----- Records shown
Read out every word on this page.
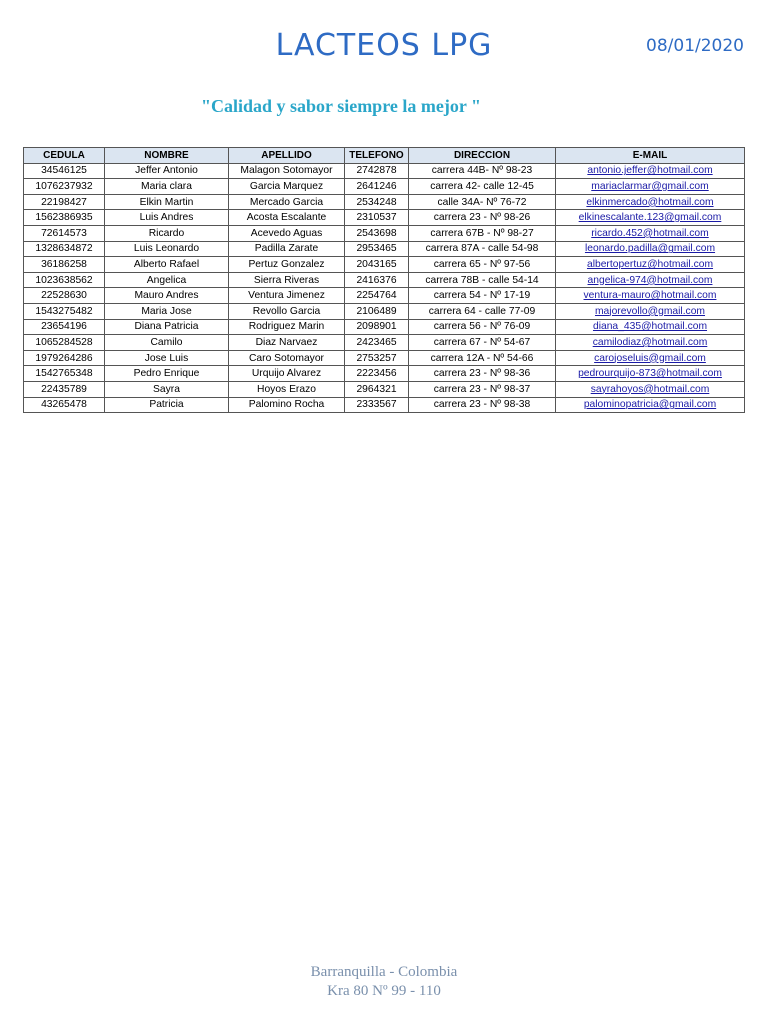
LACTEOS LPG	08/01/2020
"Calidad y sabor siempre la mejor "
CEDULA	NOMBRE	APELLIDO	TELEFONO	DIRECCION	E-MAIL
34546125	Jeffer Antonio	Malagon Sotomayor	2742878	carrera 44B- Nº 98-23	antonio.jeffer@hotmail.com
1076237932	Maria clara	Garcia Marquez	2641246	carrera 42- calle 12-45	mariaclarmar@gmail.com
22198427	Elkin Martin	Mercado Garcia	2534248	calle 34A- Nº 76-72	elkinmercado@hotmail.com
1562386935	Luis Andres	Acosta Escalante	2310537	carrera 23 - Nº 98-26	elkinescalante.123@gmail.com
72614573	Ricardo	Acevedo Aguas	2543698	carrera 67B - Nº 98-27	ricardo.452@hotmail.com
1328634872	Luis Leonardo	Padilla Zarate	2953465	carrera 87A - calle 54-98	leonardo.padilla@gmail.com
36186258	Alberto Rafael	Pertuz Gonzalez	2043165	carrera 65 - Nº 97-56	albertopertuz@hotmail.com
1023638562	Angelica	Sierra Riveras	2416376	carrera 78B - calle 54-14	angelica-974@hotmail.com
22528630	Mauro Andres	Ventura Jimenez	2254764	carrera 54 - Nº 17-19	ventura-mauro@hotmail.com
1543275482	Maria Jose	Revollo Garcia	2106489	carrera 64 - calle 77-09	majorevollo@gmail.com
23654196	Diana Patricia	Rodriguez Marin	2098901	carrera 56 - Nº 76-09	diana_435@hotmail.com
1065284528	Camilo	Diaz Narvaez	2423465	carrera 67 - Nº 54-67	camilodiaz@hotmail.com
1979264286	Jose Luis	Caro Sotomayor	2753257	carrera 12A - Nº 54-66	carojoseluis@gmail.com
1542765348	Pedro Enrique	Urquijo Alvarez	2223456	carrera 23 - Nº 98-36	pedrourquijo-873@hotmail.com
22435789	Sayra	Hoyos Erazo	2964321	carrera 23 - Nº 98-37	sayrahoyos@hotmail.com
43265478	Patricia	Palomino Rocha	2333567	carrera 23 - Nº 98-38	palominopatricia@gmail.com
Barranquilla - Colombia
Kra 80 Nº 99 - 110
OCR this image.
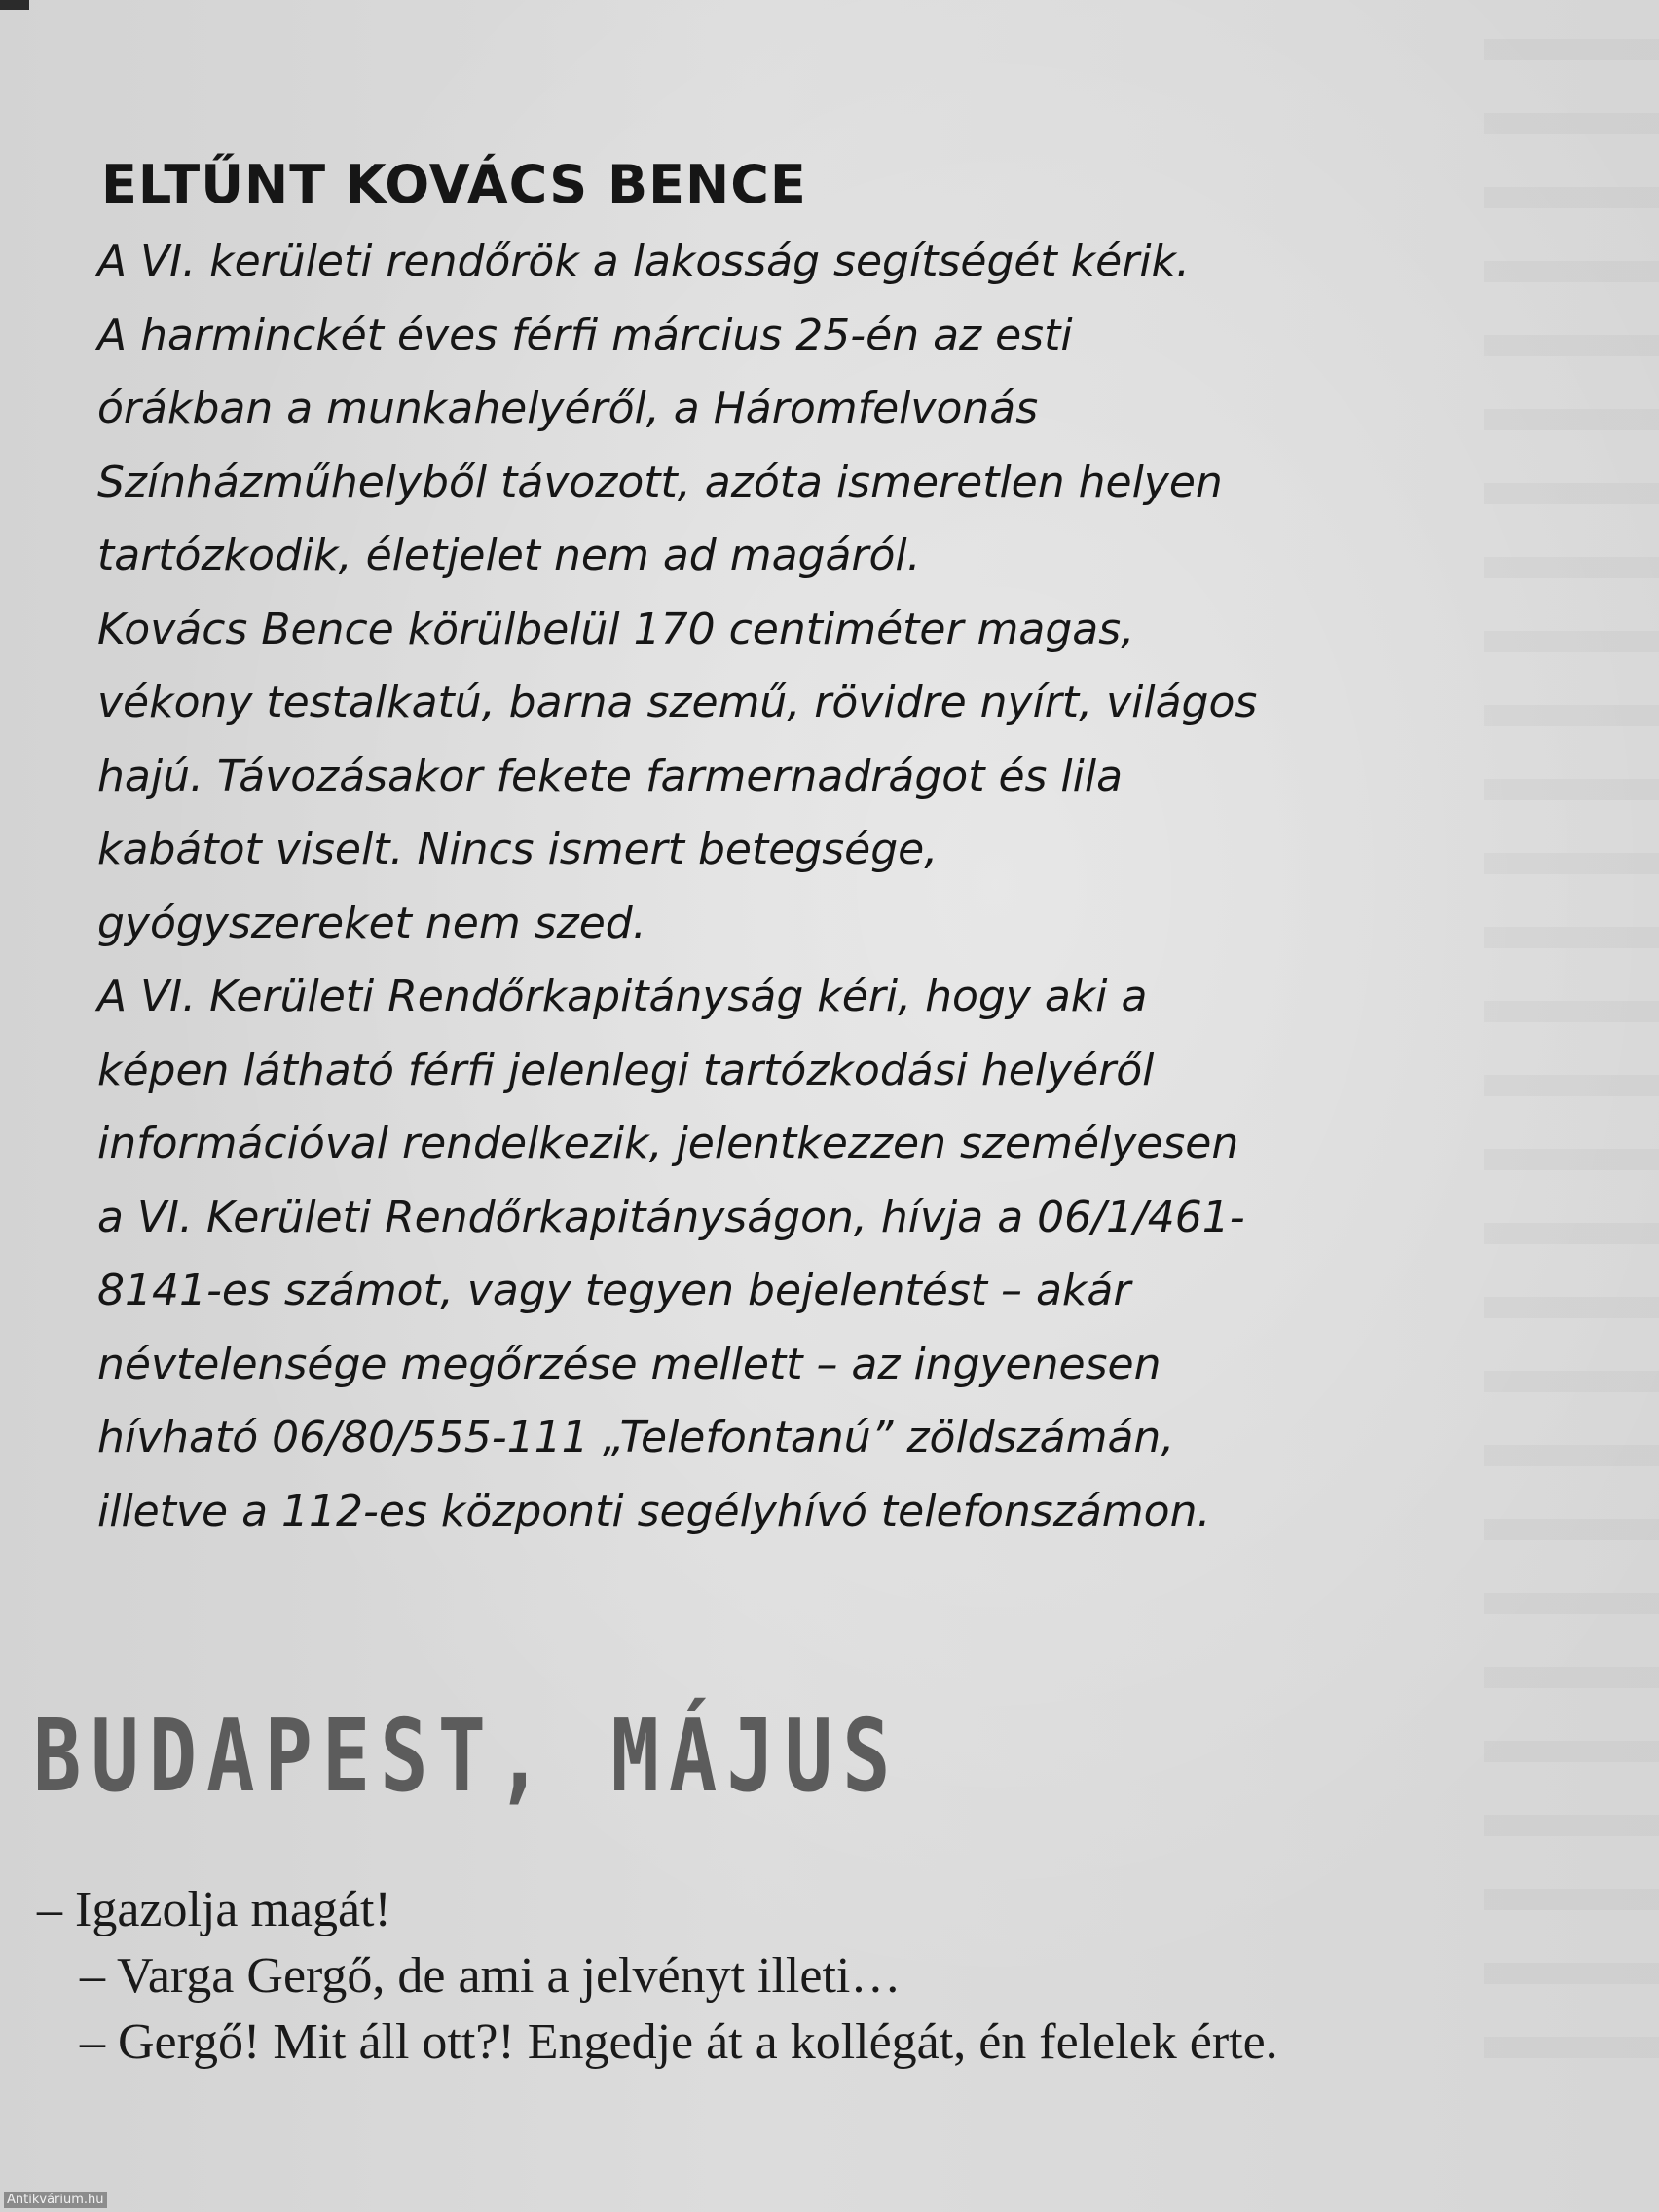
ELTŰNT KOVÁCS BENCE

A VI. kerületi rendőrök a lakosság segítségét kérik.

A harminckét éves férfi március 25-én az esti

órákban a munkahelyéről, a Háromfelvonás

Színházműhelyből távozott, azóta ismeretlen helyen

tartózkodik, életjelet nem ad magáról.

Kovács Bence körülbelül 170 centiméter magas,

vékony testalkatú, barna szemű, rövidre nyírt, világos

hajú. Távozásakor fekete farmernadrágot és lila

kabátot viselt. Nincs ismert betegsége,

gyógyszereket nem szed.

A VI. Kerületi Rendőrkapitányság kéri, hogy aki a

képen látható férfi jelenlegi tartózkodási helyéről

információval rendelkezik, jelentkezzen személyesen

a VI. Kerületi Rendőrkapitányságon, hívja a 06/1/461-

8141-es számot, vagy tegyen bejelentést – akár

névtelensége megőrzése mellett – az ingyenesen

hívható 06/80/555-111 „Telefontanú” zöldszámán,

illetve a 112-es központi segélyhívó telefonszámon.

BUDAPEST, MÁJUS

– Igazolja magát!

– Varga Gergő, de ami a jelvényt illeti…

– Gergő! Mit áll ott?! Engedje át a kollégát, én felelek érte.

Antikvárium.hu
----------
(To do)
Your copy of the data should match it exactly, except that pictures are left out.

(Output for this task)
Read out every word on this page.
LACTEOS LPG	08/01/2020
"Calidad y sabor siempre la mejor "
CEDULA	NOMBRE	APELLIDO	TELEFONO	DIRECCION	E-MAIL
34546125	Jeffer Antonio	Malagon Sotomayor	2742878	carrera 44B- Nº 98-23	antonio.jeffer@hotmail.com
1076237932	Maria clara	Garcia Marquez	2641246	carrera 42- calle 12-45	mariaclarmar@gmail.com
22198427	Elkin Martin	Mercado Garcia	2534248	calle 34A- Nº 76-72	elkinmercado@hotmail.com
1562386935	Luis Andres	Acosta Escalante	2310537	carrera 23 - Nº 98-26	elkinescalante.123@gmail.com
72614573	Ricardo	Acevedo Aguas	2543698	carrera 67B - Nº 98-27	ricardo.452@hotmail.com
1328634872	Luis Leonardo	Padilla Zarate	2953465	carrera 87A - calle 54-98	leonardo.padilla@gmail.com
36186258	Alberto Rafael	Pertuz Gonzalez	2043165	carrera 65 - Nº 97-56	albertopertuz@hotmail.com
1023638562	Angelica	Sierra Riveras	2416376	carrera 78B - calle 54-14	angelica-974@hotmail.com
22528630	Mauro Andres	Ventura Jimenez	2254764	carrera 54 - Nº 17-19	ventura-mauro@hotmail.com
1543275482	Maria Jose	Revollo Garcia	2106489	carrera 64 - calle 77-09	majorevollo@gmail.com
23654196	Diana Patricia	Rodriguez Marin	2098901	carrera 56 - Nº 76-09	diana_435@hotmail.com
1065284528	Camilo	Diaz Narvaez	2423465	carrera 67 - Nº 54-67	camilodiaz@hotmail.com
1979264286	Jose Luis	Caro Sotomayor	2753257	carrera 12A - Nº 54-66	carojoseluis@gmail.com
1542765348	Pedro Enrique	Urquijo Alvarez	2223456	carrera 23 - Nº 98-36	pedrourquijo-873@hotmail.com
22435789	Sayra	Hoyos Erazo	2964321	carrera 23 - Nº 98-37	sayrahoyos@hotmail.com
43265478	Patricia	Palomino Rocha	2333567	carrera 23 - Nº 98-38	palominopatricia@gmail.com
Barranquilla - Colombia
Kra 80 Nº 99 - 110
OCR this image.
ELTŰNT KOVÁCS BENCE

A VI. kerületi rendőrök a lakosság segítségét kérik.

A harminckét éves férfi március 25-én az esti

órákban a munkahelyéről, a Háromfelvonás

Színházműhelyből távozott, azóta ismeretlen helyen

tartózkodik, életjelet nem ad magáról.

Kovács Bence körülbelül 170 centiméter magas,

vékony testalkatú, barna szemű, rövidre nyírt, világos

hajú. Távozásakor fekete farmernadrágot és lila

kabátot viselt. Nincs ismert betegsége,

gyógyszereket nem szed.

A VI. Kerületi Rendőrkapitányság kéri, hogy aki a

képen látható férfi jelenlegi tartózkodási helyéről

információval rendelkezik, jelentkezzen személyesen

a VI. Kerületi Rendőrkapitányságon, hívja a 06/1/461-

8141-es számot, vagy tegyen bejelentést – akár

névtelensége megőrzése mellett – az ingyenesen

hívható 06/80/555-111 „Telefontanú” zöldszámán,

illetve a 112-es központi segélyhívó telefonszámon.

BUDAPEST, MÁJUS

– Igazolja magát!

– Varga Gergő, de ami a jelvényt illeti…

– Gergő! Mit áll ott?! Engedje át a kollégát, én felelek érte.

Antikvárium.hu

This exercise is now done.